[The records]:
☆ ☆ ☆

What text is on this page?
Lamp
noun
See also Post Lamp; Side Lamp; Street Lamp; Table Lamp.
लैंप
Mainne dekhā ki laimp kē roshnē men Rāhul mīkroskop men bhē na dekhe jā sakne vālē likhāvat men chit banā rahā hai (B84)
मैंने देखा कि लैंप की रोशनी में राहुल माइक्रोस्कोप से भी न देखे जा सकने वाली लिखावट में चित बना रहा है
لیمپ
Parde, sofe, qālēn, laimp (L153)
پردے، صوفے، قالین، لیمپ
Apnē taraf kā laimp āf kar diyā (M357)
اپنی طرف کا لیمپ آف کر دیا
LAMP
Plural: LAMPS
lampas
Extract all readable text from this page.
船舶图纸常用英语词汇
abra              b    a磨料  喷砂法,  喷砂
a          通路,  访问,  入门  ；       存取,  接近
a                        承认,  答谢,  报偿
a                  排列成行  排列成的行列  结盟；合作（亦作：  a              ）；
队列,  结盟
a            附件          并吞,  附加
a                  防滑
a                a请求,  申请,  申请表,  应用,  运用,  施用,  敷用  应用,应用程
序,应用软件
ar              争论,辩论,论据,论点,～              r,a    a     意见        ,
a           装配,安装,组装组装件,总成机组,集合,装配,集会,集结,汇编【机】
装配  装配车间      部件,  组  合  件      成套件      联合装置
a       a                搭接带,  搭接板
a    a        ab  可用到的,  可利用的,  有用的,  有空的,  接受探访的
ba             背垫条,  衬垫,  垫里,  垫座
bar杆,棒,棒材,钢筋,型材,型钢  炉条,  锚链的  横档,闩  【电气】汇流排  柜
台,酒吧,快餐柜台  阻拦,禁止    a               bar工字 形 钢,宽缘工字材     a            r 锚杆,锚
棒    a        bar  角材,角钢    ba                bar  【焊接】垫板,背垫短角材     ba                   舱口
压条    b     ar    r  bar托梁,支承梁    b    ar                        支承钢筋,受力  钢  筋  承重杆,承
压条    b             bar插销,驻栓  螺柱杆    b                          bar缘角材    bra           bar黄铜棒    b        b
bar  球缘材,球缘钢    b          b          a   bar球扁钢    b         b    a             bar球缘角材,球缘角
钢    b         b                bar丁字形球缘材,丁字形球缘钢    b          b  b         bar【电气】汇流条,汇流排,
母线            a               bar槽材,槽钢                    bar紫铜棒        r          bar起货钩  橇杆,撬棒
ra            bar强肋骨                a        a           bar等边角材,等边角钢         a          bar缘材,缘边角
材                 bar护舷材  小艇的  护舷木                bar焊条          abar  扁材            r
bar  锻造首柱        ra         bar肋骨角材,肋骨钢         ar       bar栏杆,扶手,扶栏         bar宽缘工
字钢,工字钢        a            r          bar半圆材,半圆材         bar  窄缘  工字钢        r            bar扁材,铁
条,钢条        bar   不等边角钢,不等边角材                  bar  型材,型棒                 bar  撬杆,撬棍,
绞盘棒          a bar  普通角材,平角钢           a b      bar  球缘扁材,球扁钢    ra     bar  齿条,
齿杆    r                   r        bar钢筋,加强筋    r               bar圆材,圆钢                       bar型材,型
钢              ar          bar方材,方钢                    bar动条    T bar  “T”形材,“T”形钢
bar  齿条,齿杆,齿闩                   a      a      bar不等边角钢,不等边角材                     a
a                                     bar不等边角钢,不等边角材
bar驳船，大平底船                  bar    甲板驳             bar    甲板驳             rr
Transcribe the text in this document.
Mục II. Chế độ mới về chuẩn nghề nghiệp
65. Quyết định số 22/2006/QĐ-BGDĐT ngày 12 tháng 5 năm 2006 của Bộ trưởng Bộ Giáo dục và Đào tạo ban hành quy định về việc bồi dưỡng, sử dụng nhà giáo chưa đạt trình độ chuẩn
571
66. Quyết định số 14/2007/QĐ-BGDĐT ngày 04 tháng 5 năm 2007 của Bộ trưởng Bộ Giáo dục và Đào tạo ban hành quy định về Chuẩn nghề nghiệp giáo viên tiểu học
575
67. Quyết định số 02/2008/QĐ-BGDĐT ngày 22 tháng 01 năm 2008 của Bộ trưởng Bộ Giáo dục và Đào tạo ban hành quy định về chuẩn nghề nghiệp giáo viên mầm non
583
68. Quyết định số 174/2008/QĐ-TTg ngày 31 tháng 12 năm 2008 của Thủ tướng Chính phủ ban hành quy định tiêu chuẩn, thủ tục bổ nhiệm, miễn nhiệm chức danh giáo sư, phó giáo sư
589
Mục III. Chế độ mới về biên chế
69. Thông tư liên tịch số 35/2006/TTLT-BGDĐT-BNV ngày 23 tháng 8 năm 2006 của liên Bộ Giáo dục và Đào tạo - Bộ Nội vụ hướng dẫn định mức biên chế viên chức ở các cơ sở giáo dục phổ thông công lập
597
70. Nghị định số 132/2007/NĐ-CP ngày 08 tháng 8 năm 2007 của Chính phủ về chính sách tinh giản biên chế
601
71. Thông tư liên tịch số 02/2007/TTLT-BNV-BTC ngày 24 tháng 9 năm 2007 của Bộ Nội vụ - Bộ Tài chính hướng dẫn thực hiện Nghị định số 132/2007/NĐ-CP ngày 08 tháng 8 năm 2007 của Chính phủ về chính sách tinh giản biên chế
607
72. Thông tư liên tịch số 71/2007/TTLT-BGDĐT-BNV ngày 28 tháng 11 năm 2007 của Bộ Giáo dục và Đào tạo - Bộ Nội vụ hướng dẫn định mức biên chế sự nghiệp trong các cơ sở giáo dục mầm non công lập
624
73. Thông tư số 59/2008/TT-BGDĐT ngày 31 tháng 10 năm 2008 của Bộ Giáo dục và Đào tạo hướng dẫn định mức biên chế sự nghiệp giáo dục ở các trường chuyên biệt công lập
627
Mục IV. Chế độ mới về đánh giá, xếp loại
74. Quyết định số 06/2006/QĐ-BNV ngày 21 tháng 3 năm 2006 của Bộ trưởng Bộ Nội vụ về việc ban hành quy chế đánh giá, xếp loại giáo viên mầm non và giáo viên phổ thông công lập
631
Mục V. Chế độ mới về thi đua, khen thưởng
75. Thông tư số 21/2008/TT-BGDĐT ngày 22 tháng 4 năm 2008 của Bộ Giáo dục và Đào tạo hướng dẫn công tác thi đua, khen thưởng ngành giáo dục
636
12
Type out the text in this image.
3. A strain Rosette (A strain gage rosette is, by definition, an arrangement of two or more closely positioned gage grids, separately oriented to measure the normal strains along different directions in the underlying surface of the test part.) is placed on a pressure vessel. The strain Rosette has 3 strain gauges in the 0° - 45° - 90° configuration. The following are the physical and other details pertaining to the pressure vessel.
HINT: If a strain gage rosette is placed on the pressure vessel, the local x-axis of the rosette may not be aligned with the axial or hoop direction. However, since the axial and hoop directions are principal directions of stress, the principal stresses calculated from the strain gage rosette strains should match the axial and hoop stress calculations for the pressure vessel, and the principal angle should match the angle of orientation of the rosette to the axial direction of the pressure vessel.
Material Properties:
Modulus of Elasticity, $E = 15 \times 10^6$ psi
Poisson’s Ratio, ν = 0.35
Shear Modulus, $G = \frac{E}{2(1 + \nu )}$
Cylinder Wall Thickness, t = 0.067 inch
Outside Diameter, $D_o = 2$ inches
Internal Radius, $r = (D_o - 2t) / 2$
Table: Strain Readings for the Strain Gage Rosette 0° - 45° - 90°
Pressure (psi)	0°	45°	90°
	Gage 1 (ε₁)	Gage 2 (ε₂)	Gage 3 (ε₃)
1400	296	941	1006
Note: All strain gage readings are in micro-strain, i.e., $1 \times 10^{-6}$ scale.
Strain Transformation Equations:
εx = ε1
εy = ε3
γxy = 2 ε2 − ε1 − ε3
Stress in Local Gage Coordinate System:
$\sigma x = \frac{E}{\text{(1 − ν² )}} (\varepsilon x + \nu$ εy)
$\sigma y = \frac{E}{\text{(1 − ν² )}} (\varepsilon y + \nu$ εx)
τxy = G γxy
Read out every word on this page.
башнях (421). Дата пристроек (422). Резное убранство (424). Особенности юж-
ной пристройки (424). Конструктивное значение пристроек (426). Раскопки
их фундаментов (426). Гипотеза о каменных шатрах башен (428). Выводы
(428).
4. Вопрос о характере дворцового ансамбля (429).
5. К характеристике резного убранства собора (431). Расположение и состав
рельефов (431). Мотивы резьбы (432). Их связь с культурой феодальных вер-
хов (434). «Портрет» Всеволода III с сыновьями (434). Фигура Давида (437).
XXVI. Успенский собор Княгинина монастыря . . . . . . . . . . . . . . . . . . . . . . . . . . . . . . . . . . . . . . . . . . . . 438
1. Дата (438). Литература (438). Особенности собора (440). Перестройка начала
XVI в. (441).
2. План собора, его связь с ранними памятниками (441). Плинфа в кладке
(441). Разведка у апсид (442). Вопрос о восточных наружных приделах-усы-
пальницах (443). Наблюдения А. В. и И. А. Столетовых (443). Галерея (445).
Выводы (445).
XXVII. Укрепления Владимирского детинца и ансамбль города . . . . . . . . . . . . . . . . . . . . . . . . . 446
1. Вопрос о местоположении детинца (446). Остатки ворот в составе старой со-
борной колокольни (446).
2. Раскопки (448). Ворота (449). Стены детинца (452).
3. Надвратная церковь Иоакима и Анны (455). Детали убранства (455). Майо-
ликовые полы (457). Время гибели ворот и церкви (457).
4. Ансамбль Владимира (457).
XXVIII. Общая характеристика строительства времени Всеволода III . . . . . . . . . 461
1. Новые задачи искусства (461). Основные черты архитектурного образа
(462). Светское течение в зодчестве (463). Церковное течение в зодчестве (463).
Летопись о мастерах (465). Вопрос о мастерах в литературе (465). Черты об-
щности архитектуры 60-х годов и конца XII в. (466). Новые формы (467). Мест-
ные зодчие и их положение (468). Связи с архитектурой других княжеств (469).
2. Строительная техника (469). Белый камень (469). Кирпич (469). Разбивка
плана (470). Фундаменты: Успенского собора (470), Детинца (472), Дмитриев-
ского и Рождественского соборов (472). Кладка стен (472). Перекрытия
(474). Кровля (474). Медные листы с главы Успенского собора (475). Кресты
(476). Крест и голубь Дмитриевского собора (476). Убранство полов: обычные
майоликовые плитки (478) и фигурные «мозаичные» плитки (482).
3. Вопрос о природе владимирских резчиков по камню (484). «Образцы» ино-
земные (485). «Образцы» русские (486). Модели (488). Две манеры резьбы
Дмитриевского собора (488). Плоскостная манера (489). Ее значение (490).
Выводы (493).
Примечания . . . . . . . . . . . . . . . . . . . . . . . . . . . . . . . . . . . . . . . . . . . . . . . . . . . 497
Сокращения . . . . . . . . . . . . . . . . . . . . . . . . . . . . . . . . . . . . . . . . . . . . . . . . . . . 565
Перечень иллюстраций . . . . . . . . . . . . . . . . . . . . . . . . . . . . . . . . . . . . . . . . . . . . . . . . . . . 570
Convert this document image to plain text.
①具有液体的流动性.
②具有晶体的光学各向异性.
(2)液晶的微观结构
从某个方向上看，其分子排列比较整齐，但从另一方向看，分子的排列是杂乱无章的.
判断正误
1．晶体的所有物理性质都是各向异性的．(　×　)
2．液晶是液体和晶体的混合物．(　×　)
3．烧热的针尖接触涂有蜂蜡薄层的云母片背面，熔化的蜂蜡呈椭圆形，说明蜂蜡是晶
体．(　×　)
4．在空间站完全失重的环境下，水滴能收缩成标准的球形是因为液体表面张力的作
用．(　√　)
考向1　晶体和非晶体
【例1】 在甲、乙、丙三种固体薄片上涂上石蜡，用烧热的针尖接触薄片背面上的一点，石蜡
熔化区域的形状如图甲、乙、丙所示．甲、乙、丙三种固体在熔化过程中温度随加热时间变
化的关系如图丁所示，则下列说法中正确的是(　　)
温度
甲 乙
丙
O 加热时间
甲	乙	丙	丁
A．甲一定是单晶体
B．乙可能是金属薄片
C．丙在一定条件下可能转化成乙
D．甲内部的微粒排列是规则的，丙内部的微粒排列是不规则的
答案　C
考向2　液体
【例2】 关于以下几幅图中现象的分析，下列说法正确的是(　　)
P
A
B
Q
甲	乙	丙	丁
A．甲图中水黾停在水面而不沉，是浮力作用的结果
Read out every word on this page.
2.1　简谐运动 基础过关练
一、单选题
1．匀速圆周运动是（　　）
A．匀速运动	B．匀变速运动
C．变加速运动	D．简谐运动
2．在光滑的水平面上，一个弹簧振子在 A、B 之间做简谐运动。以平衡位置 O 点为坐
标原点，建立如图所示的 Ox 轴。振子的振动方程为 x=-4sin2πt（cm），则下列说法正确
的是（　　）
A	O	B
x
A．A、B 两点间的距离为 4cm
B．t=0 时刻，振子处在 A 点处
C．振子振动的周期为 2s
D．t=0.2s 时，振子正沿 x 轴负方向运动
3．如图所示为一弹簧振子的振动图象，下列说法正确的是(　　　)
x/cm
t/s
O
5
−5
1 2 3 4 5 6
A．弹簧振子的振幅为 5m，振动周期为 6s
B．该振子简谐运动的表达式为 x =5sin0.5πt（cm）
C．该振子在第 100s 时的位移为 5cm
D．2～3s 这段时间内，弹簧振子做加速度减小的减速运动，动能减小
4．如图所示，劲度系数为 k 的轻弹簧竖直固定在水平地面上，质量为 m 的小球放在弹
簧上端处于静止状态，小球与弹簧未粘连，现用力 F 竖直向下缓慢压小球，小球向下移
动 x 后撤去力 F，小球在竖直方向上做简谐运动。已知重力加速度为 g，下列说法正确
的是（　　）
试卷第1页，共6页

☆ ☆ ☆

[The request]: State the number of lines in the preceding entries that include the word "thưởng". Provide nothing else.

[Correct response]: 2